Problem requirements >>
Copy the entries below line for line, with no changes to any wording, symbol, or number.

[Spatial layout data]
* * *

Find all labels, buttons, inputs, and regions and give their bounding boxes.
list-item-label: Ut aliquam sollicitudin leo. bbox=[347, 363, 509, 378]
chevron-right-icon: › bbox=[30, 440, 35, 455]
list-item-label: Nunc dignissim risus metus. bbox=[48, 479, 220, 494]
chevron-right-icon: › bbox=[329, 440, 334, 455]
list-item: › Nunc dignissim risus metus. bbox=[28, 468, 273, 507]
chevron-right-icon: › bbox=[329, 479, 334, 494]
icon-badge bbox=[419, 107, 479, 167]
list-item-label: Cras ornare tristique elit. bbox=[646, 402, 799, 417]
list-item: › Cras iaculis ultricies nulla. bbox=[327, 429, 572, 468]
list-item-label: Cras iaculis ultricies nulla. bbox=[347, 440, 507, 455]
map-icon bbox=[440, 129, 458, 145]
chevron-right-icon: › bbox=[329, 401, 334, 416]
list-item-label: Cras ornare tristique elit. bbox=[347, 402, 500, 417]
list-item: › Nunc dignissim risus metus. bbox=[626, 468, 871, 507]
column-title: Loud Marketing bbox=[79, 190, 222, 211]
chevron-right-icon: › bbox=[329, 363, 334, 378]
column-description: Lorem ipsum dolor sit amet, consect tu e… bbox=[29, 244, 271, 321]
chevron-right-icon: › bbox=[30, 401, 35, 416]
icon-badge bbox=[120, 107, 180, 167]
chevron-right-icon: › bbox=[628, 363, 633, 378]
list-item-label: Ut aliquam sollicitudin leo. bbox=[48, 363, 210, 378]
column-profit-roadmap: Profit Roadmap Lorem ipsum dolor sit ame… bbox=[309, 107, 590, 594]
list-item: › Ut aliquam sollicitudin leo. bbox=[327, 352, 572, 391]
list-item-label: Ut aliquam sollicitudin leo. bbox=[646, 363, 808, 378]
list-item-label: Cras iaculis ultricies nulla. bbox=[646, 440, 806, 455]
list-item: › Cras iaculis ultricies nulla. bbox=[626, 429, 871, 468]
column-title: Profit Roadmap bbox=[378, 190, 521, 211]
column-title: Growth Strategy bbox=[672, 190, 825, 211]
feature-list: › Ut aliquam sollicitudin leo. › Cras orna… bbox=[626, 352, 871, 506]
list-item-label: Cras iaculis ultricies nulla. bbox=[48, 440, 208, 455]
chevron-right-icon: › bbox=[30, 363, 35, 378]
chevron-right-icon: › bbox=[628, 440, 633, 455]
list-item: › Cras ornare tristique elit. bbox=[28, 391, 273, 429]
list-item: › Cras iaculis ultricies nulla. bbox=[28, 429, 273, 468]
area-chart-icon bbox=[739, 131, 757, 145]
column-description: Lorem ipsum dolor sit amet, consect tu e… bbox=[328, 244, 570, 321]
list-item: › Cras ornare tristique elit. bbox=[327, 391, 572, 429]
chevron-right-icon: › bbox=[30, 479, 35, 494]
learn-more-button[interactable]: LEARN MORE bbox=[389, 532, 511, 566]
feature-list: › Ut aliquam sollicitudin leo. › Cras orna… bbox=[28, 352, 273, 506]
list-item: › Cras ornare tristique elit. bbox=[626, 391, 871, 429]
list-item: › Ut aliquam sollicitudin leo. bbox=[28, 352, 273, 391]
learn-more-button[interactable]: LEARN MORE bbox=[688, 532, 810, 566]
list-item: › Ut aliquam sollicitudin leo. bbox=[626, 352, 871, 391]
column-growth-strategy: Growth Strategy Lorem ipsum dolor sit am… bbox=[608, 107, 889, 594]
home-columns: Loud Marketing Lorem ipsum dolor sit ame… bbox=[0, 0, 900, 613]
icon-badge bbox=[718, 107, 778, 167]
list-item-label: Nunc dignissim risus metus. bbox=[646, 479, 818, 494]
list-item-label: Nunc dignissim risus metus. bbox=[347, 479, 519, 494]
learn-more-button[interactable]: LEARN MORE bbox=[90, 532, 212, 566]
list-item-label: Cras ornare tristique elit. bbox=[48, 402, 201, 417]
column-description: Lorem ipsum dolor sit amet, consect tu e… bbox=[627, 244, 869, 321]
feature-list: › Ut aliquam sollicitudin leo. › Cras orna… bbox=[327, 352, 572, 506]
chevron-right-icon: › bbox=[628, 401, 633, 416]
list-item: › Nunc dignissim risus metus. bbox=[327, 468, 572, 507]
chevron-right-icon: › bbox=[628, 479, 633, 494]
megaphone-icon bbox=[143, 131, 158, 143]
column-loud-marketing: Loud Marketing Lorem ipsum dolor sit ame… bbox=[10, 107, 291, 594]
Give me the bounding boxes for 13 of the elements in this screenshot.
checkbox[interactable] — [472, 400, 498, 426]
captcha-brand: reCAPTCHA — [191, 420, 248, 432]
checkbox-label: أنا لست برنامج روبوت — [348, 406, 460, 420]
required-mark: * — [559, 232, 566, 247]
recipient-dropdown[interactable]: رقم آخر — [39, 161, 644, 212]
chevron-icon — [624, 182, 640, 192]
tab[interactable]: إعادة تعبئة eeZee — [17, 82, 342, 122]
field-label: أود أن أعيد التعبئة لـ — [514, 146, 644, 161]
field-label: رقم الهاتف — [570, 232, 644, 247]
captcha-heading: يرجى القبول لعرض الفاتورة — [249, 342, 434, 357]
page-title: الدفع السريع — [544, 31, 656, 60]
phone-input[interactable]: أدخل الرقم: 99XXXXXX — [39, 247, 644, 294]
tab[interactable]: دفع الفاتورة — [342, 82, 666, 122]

* * *

Task solution >>
Find all labels, buttons, inputs, and regions and give their bounding boxes.
list-item-label: Ut aliquam sollicitudin leo. bbox=[347, 363, 509, 378]
chevron-right-icon: › bbox=[30, 440, 35, 455]
list-item-label: Nunc dignissim risus metus. bbox=[48, 479, 220, 494]
chevron-right-icon: › bbox=[329, 440, 334, 455]
list-item: › Nunc dignissim risus metus. bbox=[28, 468, 273, 507]
chevron-right-icon: › bbox=[329, 479, 334, 494]
icon-badge bbox=[419, 107, 479, 167]
list-item-label: Cras ornare tristique elit. bbox=[646, 402, 799, 417]
list-item: › Cras iaculis ultricies nulla. bbox=[327, 429, 572, 468]
list-item-label: Cras iaculis ultricies nulla. bbox=[347, 440, 507, 455]
map-icon bbox=[440, 129, 458, 145]
chevron-right-icon: › bbox=[329, 401, 334, 416]
list-item-label: Cras ornare tristique elit. bbox=[347, 402, 500, 417]
list-item: › Nunc dignissim risus metus. bbox=[626, 468, 871, 507]
column-title: Loud Marketing bbox=[79, 190, 222, 211]
chevron-right-icon: › bbox=[329, 363, 334, 378]
column-description: Lorem ipsum dolor sit amet, consect tu e… bbox=[29, 244, 271, 321]
chevron-right-icon: › bbox=[30, 401, 35, 416]
icon-badge bbox=[120, 107, 180, 167]
chevron-right-icon: › bbox=[628, 363, 633, 378]
list-item-label: Ut aliquam sollicitudin leo. bbox=[48, 363, 210, 378]
column-profit-roadmap: Profit Roadmap Lorem ipsum dolor sit ame… bbox=[309, 107, 590, 594]
list-item: › Ut aliquam sollicitudin leo. bbox=[327, 352, 572, 391]
list-item-label: Ut aliquam sollicitudin leo. bbox=[646, 363, 808, 378]
list-item-label: Cras iaculis ultricies nulla. bbox=[646, 440, 806, 455]
list-item: › Cras iaculis ultricies nulla. bbox=[626, 429, 871, 468]
column-title: Profit Roadmap bbox=[378, 190, 521, 211]
column-title: Growth Strategy bbox=[672, 190, 825, 211]
feature-list: › Ut aliquam sollicitudin leo. › Cras orna… bbox=[626, 352, 871, 506]
list-item-label: Cras iaculis ultricies nulla. bbox=[48, 440, 208, 455]
chevron-right-icon: › bbox=[30, 363, 35, 378]
chevron-right-icon: › bbox=[628, 440, 633, 455]
list-item: › Cras ornare tristique elit. bbox=[28, 391, 273, 429]
list-item: › Cras iaculis ultricies nulla. bbox=[28, 429, 273, 468]
area-chart-icon bbox=[739, 131, 757, 145]
column-description: Lorem ipsum dolor sit amet, consect tu e… bbox=[328, 244, 570, 321]
list-item: › Cras ornare tristique elit. bbox=[327, 391, 572, 429]
chevron-right-icon: › bbox=[30, 479, 35, 494]
learn-more-button[interactable]: LEARN MORE bbox=[389, 532, 511, 566]
feature-list: › Ut aliquam sollicitudin leo. › Cras orna… bbox=[28, 352, 273, 506]
list-item: › Cras ornare tristique elit. bbox=[626, 391, 871, 429]
list-item: › Ut aliquam sollicitudin leo. bbox=[28, 352, 273, 391]
learn-more-button[interactable]: LEARN MORE bbox=[688, 532, 810, 566]
list-item: › Ut aliquam sollicitudin leo. bbox=[626, 352, 871, 391]
column-growth-strategy: Growth Strategy Lorem ipsum dolor sit am… bbox=[608, 107, 889, 594]
home-columns: Loud Marketing Lorem ipsum dolor sit ame… bbox=[0, 0, 900, 613]
icon-badge bbox=[718, 107, 778, 167]
list-item-label: Nunc dignissim risus metus. bbox=[646, 479, 818, 494]
list-item-label: Nunc dignissim risus metus. bbox=[347, 479, 519, 494]
learn-more-button[interactable]: LEARN MORE bbox=[90, 532, 212, 566]
list-item-label: Cras ornare tristique elit. bbox=[48, 402, 201, 417]
column-description: Lorem ipsum dolor sit amet, consect tu e… bbox=[627, 244, 869, 321]
feature-list: › Ut aliquam sollicitudin leo. › Cras orna… bbox=[327, 352, 572, 506]
chevron-right-icon: › bbox=[628, 401, 633, 416]
list-item: › Nunc dignissim risus metus. bbox=[327, 468, 572, 507]
chevron-right-icon: › bbox=[628, 479, 633, 494]
megaphone-icon bbox=[143, 131, 158, 143]
column-loud-marketing: Loud Marketing Lorem ipsum dolor sit ame… bbox=[10, 107, 291, 594]
Give me the bounding boxes for 13 of the elements in this screenshot.
checkbox[interactable] — [472, 400, 498, 426]
captcha-brand: reCAPTCHA — [191, 420, 248, 432]
checkbox-label: أنا لست برنامج روبوت — [348, 406, 460, 420]
required-mark: * — [559, 232, 566, 247]
recipient-dropdown[interactable]: رقم آخر — [39, 161, 644, 212]
chevron-icon — [624, 182, 640, 192]
tab[interactable]: إعادة تعبئة eeZee — [17, 82, 342, 122]
field-label: أود أن أعيد التعبئة لـ — [514, 146, 644, 161]
field-label: رقم الهاتف — [570, 232, 644, 247]
captcha-heading: يرجى القبول لعرض الفاتورة — [249, 342, 434, 357]
page-title: الدفع السريع — [544, 31, 656, 60]
phone-input[interactable]: أدخل الرقم: 99XXXXXX — [39, 247, 644, 294]
tab[interactable]: دفع الفاتورة — [342, 82, 666, 122]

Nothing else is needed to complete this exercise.